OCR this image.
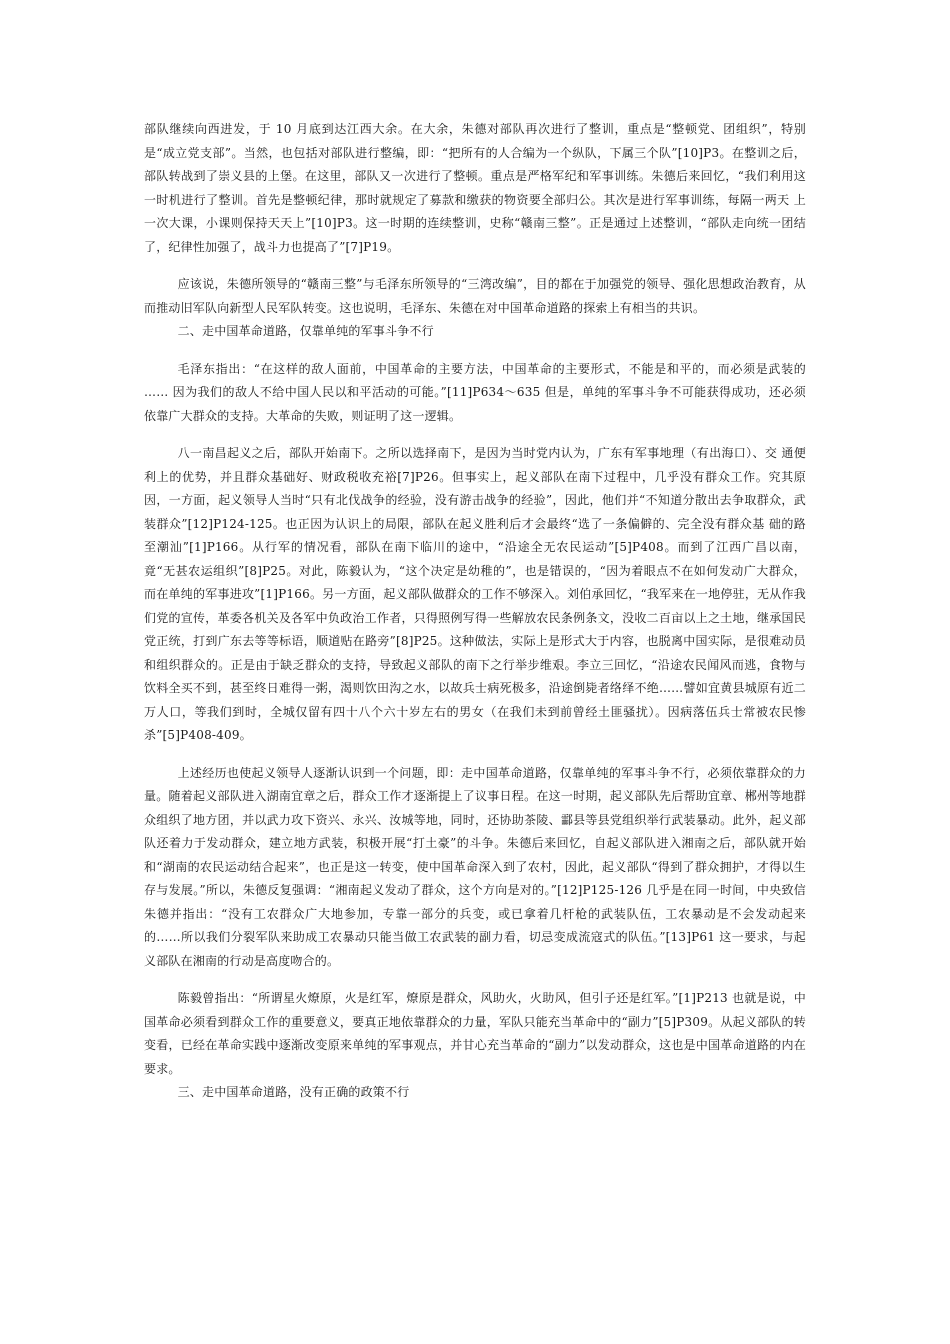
部队继续向西进发，于 10 月底到达江西大余。在大余，朱德对部队再次进行了整训，重点是“整顿党、团组织”，特别是“成立党支部”。当然，也包括对部队进行整编，即：“把所有的人合编为一个纵队，下属三个队”[10]P3。在整训之后，部队转战到了崇义县的上堡。在这里，部队又一次进行了整顿。重点是严格军纪和军事训练。朱德后来回忆，“我们利用这一时机进行了整训。首先是整顿纪律，那时就规定了募款和缴获的物资要全部归公。其次是进行军事训练，每隔一两天 上一次大课，小课则保持天天上”[10]P3。这一时期的连续整训，史称“赣南三整”。正是通过上述整训，“部队走向统一团结了，纪律性加强了，战斗力也提高了”[7]P19。

应该说，朱德所领导的“赣南三整”与毛泽东所领导的“三湾改编”，目的都在于加强党的领导、强化思想政治教育，从而推动旧军队向新型人民军队转变。这也说明，毛泽东、朱德在对中国革命道路的探索上有相当的共识。

二、走中国革命道路，仅靠单纯的军事斗争不行

毛泽东指出：“在这样的敌人面前，中国革命的主要方法，中国革命的主要形式，不能是和平的，而必须是武装的 …… 因为我们的敌人不给中国人民以和平活动的可能。”[11]P634～635 但是，单纯的军事斗争不可能获得成功，还必须依靠广大群众的支持。大革命的失败，则证明了这一逻辑。

八一南昌起义之后，部队开始南下。之所以选择南下，是因为当时党内认为，广东有军事地理（有出海口）、交 通便利上的优势，并且群众基础好、财政税收充裕[7]P26。但事实上，起义部队在南下过程中，几乎没有群众工作。究其原因，一方面，起义领导人当时“只有北伐战争的经验，没有游击战争的经验”，因此，他们并“不知道分散出去争取群众，武装群众”[12]P124-125。也正因为认识上的局限，部队在起义胜利后才会最终“选了一条偏僻的、完全没有群众基 础的路至潮汕”[1]P166。从行军的情况看，部队在南下临川的途中，“沿途全无农民运动”[5]P408。而到了江西广昌以南， 竟“无甚农运组织”[8]P25。对此，陈毅认为，“这个决定是幼稚的”，也是错误的，“因为着眼点不在如何发动广大群众， 而在单纯的军事进攻”[1]P166。另一方面，起义部队做群众的工作不够深入。刘伯承回忆，“我军来在一地停驻，无从作我们党的宣传，革委各机关及各军中负政治工作者，只得照例写得一些解放农民条例条文，没收二百亩以上之土地，继承国民党正统，打到广东去等等标语，顺道贴在路旁”[8]P25。这种做法，实际上是形式大于内容，也脱离中国实际，是很难动员和组织群众的。正是由于缺乏群众的支持，导致起义部队的南下之行举步维艰。李立三回忆，“沿途农民闻风而逃，食物与饮料全买不到，甚至终日难得一粥，渴则饮田沟之水，以故兵士病死极多，沿途倒毙者络绎不绝……譬如宜黄县城原有近二万人口，等我们到时，全城仅留有四十八个六十岁左右的男女（在我们未到前曾经土匪骚扰）。因病落伍兵士常被农民惨杀”[5]P408-409。

上述经历也使起义领导人逐渐认识到一个问题，即：走中国革命道路，仅靠单纯的军事斗争不行，必须依靠群众的力量。随着起义部队进入湖南宜章之后，群众工作才逐渐提上了议事日程。在这一时期，起义部队先后帮助宜章、郴州等地群众组织了地方团，并以武力攻下资兴、永兴、汝城等地，同时，还协助茶陵、酃县等县党组织举行武装暴动。此外，起义部队还着力于发动群众，建立地方武装，积极开展“打土豪”的斗争。朱德后来回忆，自起义部队进入湘南之后，部队就开始和“湖南的农民运动结合起来”，也正是这一转变，使中国革命深入到了农村，因此，起义部队“得到了群众拥护，才得以生存与发展。”所以，朱德反复强调：“湘南起义发动了群众，这个方向是对的。”[12]P125-126 几乎是在同一时间，中央致信朱德并指出：“没有工农群众广大地参加，专靠一部分的兵变，或已拿着几杆枪的武装队伍，工农暴动是不会发动起来的……所以我们分裂军队来助成工农暴动只能当做工农武装的副力看，切忌变成流寇式的队伍。”[13]P61 这一要求，与起义部队在湘南的行动是高度吻合的。

陈毅曾指出：“所谓星火燎原，火是红军，燎原是群众，风助火，火助风，但引子还是红军。”[1]P213 也就是说，中国革命必须看到群众工作的重要意义，要真正地依靠群众的力量，军队只能充当革命中的“副力”[5]P309。从起义部队的转变看，已经在革命实践中逐渐改变原来单纯的军事观点，并甘心充当革命的“副力”以发动群众，这也是中国革命道路的内在要求。

三、走中国革命道路，没有正确的政策不行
········
What to produce:
Make an exact copy of the data, leaving its pictures out.

Final result:
OCR this image.
部队继续向西进发，于 10 月底到达江西大余。在大余，朱德对部队再次进行了整训，重点是“整顿党、团组织”，特别是“成立党支部”。当然，也包括对部队进行整编，即：“把所有的人合编为一个纵队，下属三个队”[10]P3。在整训之后，部队转战到了崇义县的上堡。在这里，部队又一次进行了整顿。重点是严格军纪和军事训练。朱德后来回忆，“我们利用这一时机进行了整训。首先是整顿纪律，那时就规定了募款和缴获的物资要全部归公。其次是进行军事训练，每隔一两天 上一次大课，小课则保持天天上”[10]P3。这一时期的连续整训，史称“赣南三整”。正是通过上述整训，“部队走向统一团结了，纪律性加强了，战斗力也提高了”[7]P19。

应该说，朱德所领导的“赣南三整”与毛泽东所领导的“三湾改编”，目的都在于加强党的领导、强化思想政治教育，从而推动旧军队向新型人民军队转变。这也说明，毛泽东、朱德在对中国革命道路的探索上有相当的共识。

二、走中国革命道路，仅靠单纯的军事斗争不行

毛泽东指出：“在这样的敌人面前，中国革命的主要方法，中国革命的主要形式，不能是和平的，而必须是武装的 …… 因为我们的敌人不给中国人民以和平活动的可能。”[11]P634～635 但是，单纯的军事斗争不可能获得成功，还必须依靠广大群众的支持。大革命的失败，则证明了这一逻辑。

八一南昌起义之后，部队开始南下。之所以选择南下，是因为当时党内认为，广东有军事地理（有出海口）、交 通便利上的优势，并且群众基础好、财政税收充裕[7]P26。但事实上，起义部队在南下过程中，几乎没有群众工作。究其原因，一方面，起义领导人当时“只有北伐战争的经验，没有游击战争的经验”，因此，他们并“不知道分散出去争取群众，武装群众”[12]P124-125。也正因为认识上的局限，部队在起义胜利后才会最终“选了一条偏僻的、完全没有群众基 础的路至潮汕”[1]P166。从行军的情况看，部队在南下临川的途中，“沿途全无农民运动”[5]P408。而到了江西广昌以南， 竟“无甚农运组织”[8]P25。对此，陈毅认为，“这个决定是幼稚的”，也是错误的，“因为着眼点不在如何发动广大群众， 而在单纯的军事进攻”[1]P166。另一方面，起义部队做群众的工作不够深入。刘伯承回忆，“我军来在一地停驻，无从作我们党的宣传，革委各机关及各军中负政治工作者，只得照例写得一些解放农民条例条文，没收二百亩以上之土地，继承国民党正统，打到广东去等等标语，顺道贴在路旁”[8]P25。这种做法，实际上是形式大于内容，也脱离中国实际，是很难动员和组织群众的。正是由于缺乏群众的支持，导致起义部队的南下之行举步维艰。李立三回忆，“沿途农民闻风而逃，食物与饮料全买不到，甚至终日难得一粥，渴则饮田沟之水，以故兵士病死极多，沿途倒毙者络绎不绝……譬如宜黄县城原有近二万人口，等我们到时，全城仅留有四十八个六十岁左右的男女（在我们未到前曾经土匪骚扰）。因病落伍兵士常被农民惨杀”[5]P408-409。

上述经历也使起义领导人逐渐认识到一个问题，即：走中国革命道路，仅靠单纯的军事斗争不行，必须依靠群众的力量。随着起义部队进入湖南宜章之后，群众工作才逐渐提上了议事日程。在这一时期，起义部队先后帮助宜章、郴州等地群众组织了地方团，并以武力攻下资兴、永兴、汝城等地，同时，还协助茶陵、酃县等县党组织举行武装暴动。此外，起义部队还着力于发动群众，建立地方武装，积极开展“打土豪”的斗争。朱德后来回忆，自起义部队进入湘南之后，部队就开始和“湖南的农民运动结合起来”，也正是这一转变，使中国革命深入到了农村，因此，起义部队“得到了群众拥护，才得以生存与发展。”所以，朱德反复强调：“湘南起义发动了群众，这个方向是对的。”[12]P125-126 几乎是在同一时间，中央致信朱德并指出：“没有工农群众广大地参加，专靠一部分的兵变，或已拿着几杆枪的武装队伍，工农暴动是不会发动起来的……所以我们分裂军队来助成工农暴动只能当做工农武装的副力看，切忌变成流寇式的队伍。”[13]P61 这一要求，与起义部队在湘南的行动是高度吻合的。

陈毅曾指出：“所谓星火燎原，火是红军，燎原是群众，风助火，火助风，但引子还是红军。”[1]P213 也就是说，中国革命必须看到群众工作的重要意义，要真正地依靠群众的力量，军队只能充当革命中的“副力”[5]P309。从起义部队的转变看，已经在革命实践中逐渐改变原来单纯的军事观点，并甘心充当革命的“副力”以发动群众，这也是中国革命道路的内在要求。

三、走中国革命道路，没有正确的政策不行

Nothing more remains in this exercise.